Task details:
Restate each entry word for word, leaving nothing out.

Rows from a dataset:
^^^^^^^^

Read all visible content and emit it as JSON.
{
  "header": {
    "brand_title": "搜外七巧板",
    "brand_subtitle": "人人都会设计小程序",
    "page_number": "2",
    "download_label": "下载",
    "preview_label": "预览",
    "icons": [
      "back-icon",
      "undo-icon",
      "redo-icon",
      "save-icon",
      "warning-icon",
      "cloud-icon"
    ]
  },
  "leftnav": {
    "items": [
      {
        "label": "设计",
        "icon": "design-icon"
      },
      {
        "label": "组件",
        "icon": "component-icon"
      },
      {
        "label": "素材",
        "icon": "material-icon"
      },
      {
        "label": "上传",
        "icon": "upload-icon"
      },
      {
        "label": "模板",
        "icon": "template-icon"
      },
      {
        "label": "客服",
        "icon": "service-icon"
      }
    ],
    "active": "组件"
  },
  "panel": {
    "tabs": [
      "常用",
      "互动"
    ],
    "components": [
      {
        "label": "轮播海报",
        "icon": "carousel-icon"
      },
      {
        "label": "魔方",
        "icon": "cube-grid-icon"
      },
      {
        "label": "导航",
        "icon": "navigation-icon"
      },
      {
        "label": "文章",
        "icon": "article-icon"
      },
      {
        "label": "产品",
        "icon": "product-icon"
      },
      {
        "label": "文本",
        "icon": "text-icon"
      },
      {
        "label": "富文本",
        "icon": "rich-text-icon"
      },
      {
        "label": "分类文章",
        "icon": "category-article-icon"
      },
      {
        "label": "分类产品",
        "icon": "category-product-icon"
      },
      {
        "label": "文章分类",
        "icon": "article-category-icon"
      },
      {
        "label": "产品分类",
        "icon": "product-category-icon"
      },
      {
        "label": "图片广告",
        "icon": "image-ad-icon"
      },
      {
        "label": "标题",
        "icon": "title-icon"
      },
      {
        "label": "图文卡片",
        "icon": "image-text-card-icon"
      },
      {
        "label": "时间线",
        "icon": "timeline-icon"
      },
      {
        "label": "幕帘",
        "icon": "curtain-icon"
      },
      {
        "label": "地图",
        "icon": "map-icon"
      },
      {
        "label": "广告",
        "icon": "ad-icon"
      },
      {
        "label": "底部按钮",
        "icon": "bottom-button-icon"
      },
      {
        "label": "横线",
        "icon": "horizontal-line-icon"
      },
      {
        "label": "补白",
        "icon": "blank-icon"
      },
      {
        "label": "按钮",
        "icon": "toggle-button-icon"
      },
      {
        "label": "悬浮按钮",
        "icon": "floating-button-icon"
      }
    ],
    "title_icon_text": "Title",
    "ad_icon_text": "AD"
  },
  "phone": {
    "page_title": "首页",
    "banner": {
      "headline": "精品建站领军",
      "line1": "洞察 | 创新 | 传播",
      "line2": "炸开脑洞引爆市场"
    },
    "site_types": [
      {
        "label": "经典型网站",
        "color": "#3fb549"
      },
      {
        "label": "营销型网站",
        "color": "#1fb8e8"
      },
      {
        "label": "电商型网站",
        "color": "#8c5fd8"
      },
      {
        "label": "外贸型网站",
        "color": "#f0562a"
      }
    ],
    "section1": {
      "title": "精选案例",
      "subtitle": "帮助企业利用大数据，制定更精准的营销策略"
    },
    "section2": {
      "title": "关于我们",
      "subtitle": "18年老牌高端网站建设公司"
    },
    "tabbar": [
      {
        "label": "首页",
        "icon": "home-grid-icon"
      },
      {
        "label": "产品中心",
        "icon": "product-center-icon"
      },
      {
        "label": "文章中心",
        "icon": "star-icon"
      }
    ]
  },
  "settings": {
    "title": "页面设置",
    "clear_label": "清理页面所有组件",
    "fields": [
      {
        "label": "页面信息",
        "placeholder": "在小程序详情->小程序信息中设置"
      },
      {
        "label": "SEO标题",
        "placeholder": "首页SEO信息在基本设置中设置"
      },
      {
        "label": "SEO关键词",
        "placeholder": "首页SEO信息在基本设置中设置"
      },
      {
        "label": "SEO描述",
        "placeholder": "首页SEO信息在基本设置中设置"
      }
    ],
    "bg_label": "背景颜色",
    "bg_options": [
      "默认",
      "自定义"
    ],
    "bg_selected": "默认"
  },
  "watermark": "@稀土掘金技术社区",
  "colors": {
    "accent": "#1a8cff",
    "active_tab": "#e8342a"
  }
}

^^^^^^^^

Completed exercise:
Read all visible content and emit it as JSON.
{
  "header": {
    "brand_title": "搜外七巧板",
    "brand_subtitle": "人人都会设计小程序",
    "page_number": "2",
    "download_label": "下载",
    "preview_label": "预览",
    "icons": [
      "back-icon",
      "undo-icon",
      "redo-icon",
      "save-icon",
      "warning-icon",
      "cloud-icon"
    ]
  },
  "leftnav": {
    "items": [
      {
        "label": "设计",
        "icon": "design-icon"
      },
      {
        "label": "组件",
        "icon": "component-icon"
      },
      {
        "label": "素材",
        "icon": "material-icon"
      },
      {
        "label": "上传",
        "icon": "upload-icon"
      },
      {
        "label": "模板",
        "icon": "template-icon"
      },
      {
        "label": "客服",
        "icon": "service-icon"
      }
    ],
    "active": "组件"
  },
  "panel": {
    "tabs": [
      "常用",
      "互动"
    ],
    "components": [
      {
        "label": "轮播海报",
        "icon": "carousel-icon"
      },
      {
        "label": "魔方",
        "icon": "cube-grid-icon"
      },
      {
        "label": "导航",
        "icon": "navigation-icon"
      },
      {
        "label": "文章",
        "icon": "article-icon"
      },
      {
        "label": "产品",
        "icon": "product-icon"
      },
      {
        "label": "文本",
        "icon": "text-icon"
      },
      {
        "label": "富文本",
        "icon": "rich-text-icon"
      },
      {
        "label": "分类文章",
        "icon": "category-article-icon"
      },
      {
        "label": "分类产品",
        "icon": "category-product-icon"
      },
      {
        "label": "文章分类",
        "icon": "article-category-icon"
      },
      {
        "label": "产品分类",
        "icon": "product-category-icon"
      },
      {
        "label": "图片广告",
        "icon": "image-ad-icon"
      },
      {
        "label": "标题",
        "icon": "title-icon"
      },
      {
        "label": "图文卡片",
        "icon": "image-text-card-icon"
      },
      {
        "label": "时间线",
        "icon": "timeline-icon"
      },
      {
        "label": "幕帘",
        "icon": "curtain-icon"
      },
      {
        "label": "地图",
        "icon": "map-icon"
      },
      {
        "label": "广告",
        "icon": "ad-icon"
      },
      {
        "label": "底部按钮",
        "icon": "bottom-button-icon"
      },
      {
        "label": "横线",
        "icon": "horizontal-line-icon"
      },
      {
        "label": "补白",
        "icon": "blank-icon"
      },
      {
        "label": "按钮",
        "icon": "toggle-button-icon"
      },
      {
        "label": "悬浮按钮",
        "icon": "floating-button-icon"
      }
    ],
    "title_icon_text": "Title",
    "ad_icon_text": "AD"
  },
  "phone": {
    "page_title": "首页",
    "banner": {
      "headline": "精品建站领军",
      "line1": "洞察 | 创新 | 传播",
      "line2": "炸开脑洞引爆市场"
    },
    "site_types": [
      {
        "label": "经典型网站",
        "color": "#3fb549"
      },
      {
        "label": "营销型网站",
        "color": "#1fb8e8"
      },
      {
        "label": "电商型网站",
        "color": "#8c5fd8"
      },
      {
        "label": "外贸型网站",
        "color": "#f0562a"
      }
    ],
    "section1": {
      "title": "精选案例",
      "subtitle": "帮助企业利用大数据，制定更精准的营销策略"
    },
    "section2": {
      "title": "关于我们",
      "subtitle": "18年老牌高端网站建设公司"
    },
    "tabbar": [
      {
        "label": "首页",
        "icon": "home-grid-icon"
      },
      {
        "label": "产品中心",
        "icon": "product-center-icon"
      },
      {
        "label": "文章中心",
        "icon": "star-icon"
      }
    ]
  },
  "settings": {
    "title": "页面设置",
    "clear_label": "清理页面所有组件",
    "fields": [
      {
        "label": "页面信息",
        "placeholder": "在小程序详情->小程序信息中设置"
      },
      {
        "label": "SEO标题",
        "placeholder": "首页SEO信息在基本设置中设置"
      },
      {
        "label": "SEO关键词",
        "placeholder": "首页SEO信息在基本设置中设置"
      },
      {
        "label": "SEO描述",
        "placeholder": "首页SEO信息在基本设置中设置"
      }
    ],
    "bg_label": "背景颜色",
    "bg_options": [
      "默认",
      "自定义"
    ],
    "bg_selected": "默认"
  },
  "watermark": "@稀土掘金技术社区",
  "colors": {
    "accent": "#1a8cff",
    "active_tab": "#e8342a"
  }
}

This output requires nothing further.